**Raw records**

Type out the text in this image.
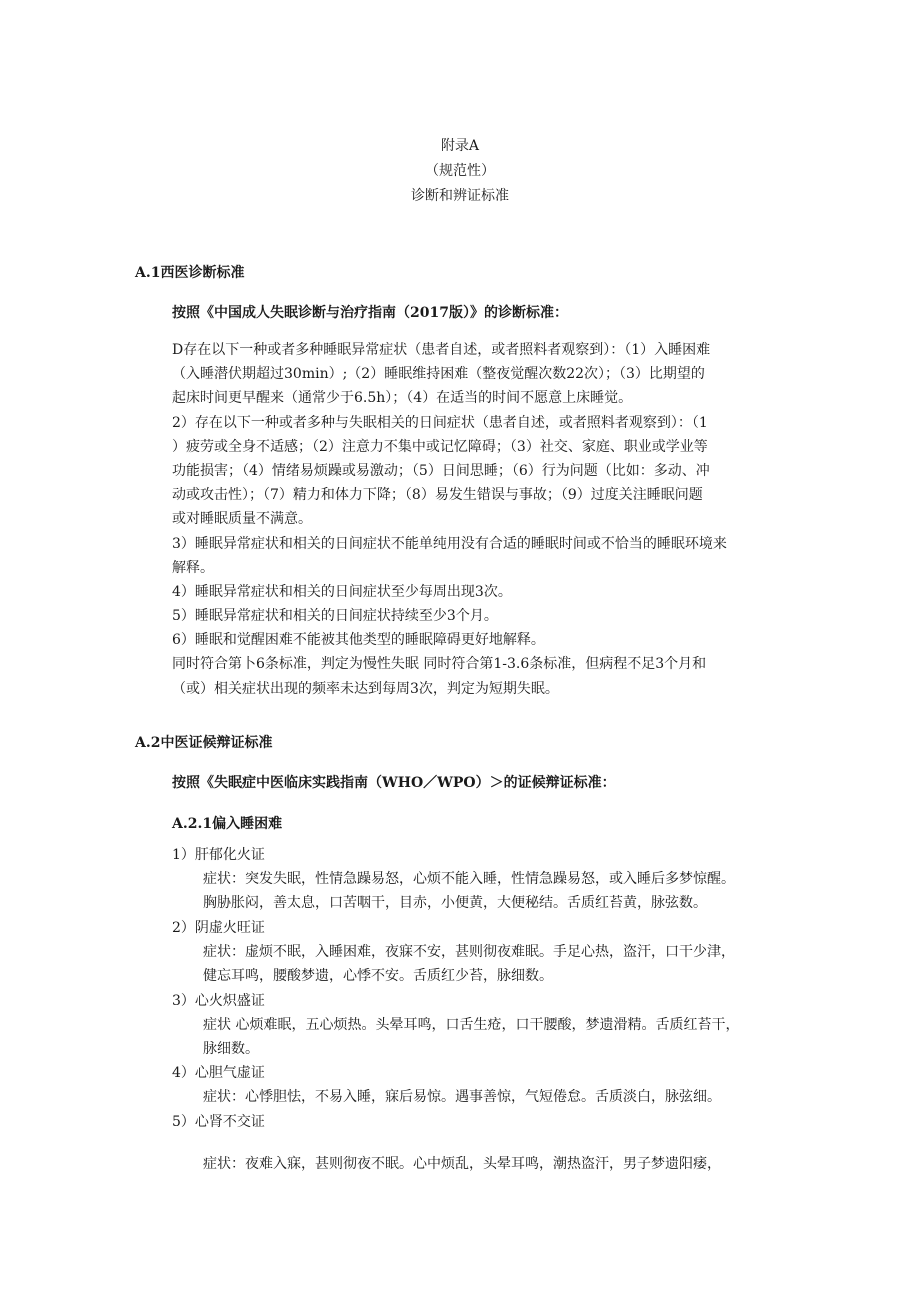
附录A
（规范性）
诊断和辨证标准
A.1西医诊断标准
按照《中国成人失眠诊断与治疗指南（2017版）》的诊断标准：
D存在以下一种或者多种睡眠异常症状（患者自述，或者照料者观察到）：（1）入睡困难
（入睡潜伏期超过30min）;（2）睡眠维持困难（整夜觉醒次数22次）；（3）比期望的
起床时间更早醒来（通常少于6.5h）；（4）在适当的时间不愿意上床睡觉。
2）存在以下一种或者多种与失眠相关的日间症状（患者自述，或者照料者观察到）：（1
）疲劳或全身不适感；（2）注意力不集中或记忆障碍；（3）社交、家庭、职业或学业等
功能损害；（4）情绪易烦躁或易激动；（5）日间思睡；（6）行为问题（比如：多动、冲
动或攻击性）；（7）精力和体力下降；（8）易发生错误与事故；（9）过度关注睡眠问题
或对睡眠质量不满意。
3）睡眠异常症状和相关的日间症状不能单纯用没有合适的睡眠时间或不恰当的睡眠环境来
解释。
4）睡眠异常症状和相关的日间症状至少每周出现3次。
5）睡眠异常症状和相关的日间症状持续至少3个月。
6）睡眠和觉醒困难不能被其他类型的睡眠障碍更好地解释。
同时符合第卜6条标准，判定为慢性失眠 同时符合第1-3.6条标准，但病程不足3个月和
（或）相关症状出现的频率未达到每周3次，判定为短期失眠。
A.2中医证候辩证标准
按照《失眠症中医临床实践指南（WHO／WPO）＞的证候辩证标准：
A.2.1偏入睡困难
1）肝郁化火证
症状：突发失眠，性情急躁易怒，心烦不能入睡，性情急躁易怒，或入睡后多梦惊醒。
胸胁胀闷，善太息，口苦咽干，目赤，小便黄，大便秘结。舌质红苔黄，脉弦数。
2）阴虚火旺证
症状：虚烦不眠，入睡困难，夜寐不安，甚则彻夜难眠。手足心热，盗汗，口干少津，
健忘耳鸣，腰酸梦遗，心悸不安。舌质红少苔，脉细数。
3）心火炽盛证
症状 心烦难眠，五心烦热。头晕耳鸣，口舌生疮，口干腰酸，梦遗滑精。舌质红苔干，
脉细数。
4）心胆气虚证
症状：心悸胆怯，不易入睡，寐后易惊。遇事善惊，气短倦怠。舌质淡白，脉弦细。
5）心肾不交证
症状：夜难入寐，甚则彻夜不眠。心中烦乱，头晕耳鸣，潮热盗汗，男子梦遗阳痿，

**PROBLEM**
Using the listing above, pick out each line that contains the word "患者自述", then copy it.

**RESPONSE BELOW**
D存在以下一种或者多种睡眠异常症状（患者自述，或者照料者观察到）：（1）入睡困难
2）存在以下一种或者多种与失眠相关的日间症状（患者自述，或者照料者观察到）：（1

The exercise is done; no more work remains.